> _Exercise goal_: Wherever a line in the data below holds "Chinese", copy that line.

(Saved data entries)
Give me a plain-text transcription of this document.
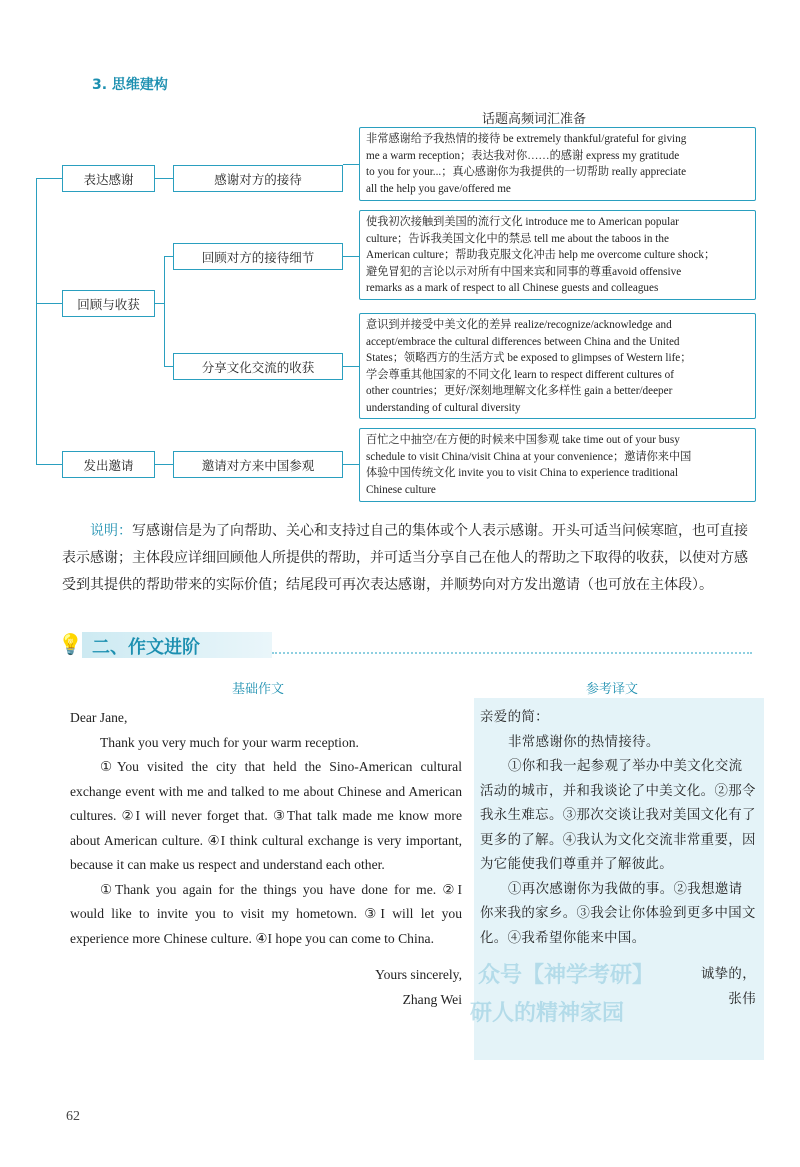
3. 思维建构
话题高频词汇准备
表达感谢
回顾与收获
发出邀请
感谢对方的接待
回顾对方的接待细节
分享文化交流的收获
邀请对方来中国参观
非常感谢给予我热情的接待 be extremely thankful/grateful for giving
me a warm reception；表达我对你……的感谢 express my gratitude
to you for your...；真心感谢你为我提供的一切帮助 really appreciate
all the help you gave/offered me
使我初次接触到美国的流行文化 introduce me to American popular
culture；告诉我美国文化中的禁忌 tell me about the taboos in the
American culture；帮助我克服文化冲击 help me overcome culture shock；
避免冒犯的言论以示对所有中国来宾和同事的尊重avoid offensive
remarks as a mark of respect to all Chinese guests and colleagues
意识到并接受中美文化的差异 realize/recognize/acknowledge and
accept/embrace the cultural differences between China and the United
States；领略西方的生活方式 be exposed to glimpses of Western life；
学会尊重其他国家的不同文化 learn to respect different cultures of
other countries；更好/深刻地理解文化多样性 gain a better/deeper
understanding of cultural diversity
百忙之中抽空/在方便的时候来中国参观 take time out of your busy
schedule to visit China/visit China at your convenience；邀请你来中国
体验中国传统文化 invite you to visit China to experience traditional
Chinese culture
说明：写感谢信是为了向帮助、关心和支持过自己的集体或个人表示感谢。开头可适当问候寒暄，也可直接表示感谢；主体段应详细回顾他人所提供的帮助，并可适当分享自己在他人的帮助之下取得的收获，以使对方感受到其提供的帮助带来的实际价值；结尾段可再次表达感谢，并顺势向对方发出邀请（也可放在主体段）。
💡 二、作文进阶
基础作文	参考译文

Dear Jane,

Thank you very much for your warm reception.

①You visited the city that held the Sino-American cultural exchange event with me and talked to me about Chinese and American cultures. ②I will never forget that. ③That talk made me know more about American culture. ④I think cultural exchange is very important, because it can make us respect and understand each other.

①Thank you again for the things you have done for me. ②I would like to invite you to visit my hometown. ③I will let you experience more Chinese culture. ④I hope you can come to China.

Yours sincerely,

Zhang Wei

众号【神学考研】
研人的精神家园

亲爱的简：

非常感谢你的热情接待。

①你和我一起参观了举办中美文化交流活动的城市，并和我谈论了中美文化。②那令我永生难忘。③那次交谈让我对美国文化有了更多的了解。④我认为文化交流非常重要，因为它能使我们尊重并了解彼此。

①再次感谢你为我做的事。②我想邀请你来我的家乡。③我会让你体验到更多中国文化。④我希望你能来中国。

诚挚的，

张伟

62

> _Result below_:
remarks as a mark of respect to all Chinese guests and colleagues
Chinese culture
①You visited the city that held the Sino-American cultural exchange event with me and talked to me about Chinese and American cultures. ②I will never forget that. ③That talk made me know more about American culture. ④I think cultural exchange is very important, because it can make us respect and understand each other.
①Thank you again for the things you have done for me. ②I would like to invite you to visit my hometown. ③I will let you experience more Chinese culture. ④I hope you can come to China.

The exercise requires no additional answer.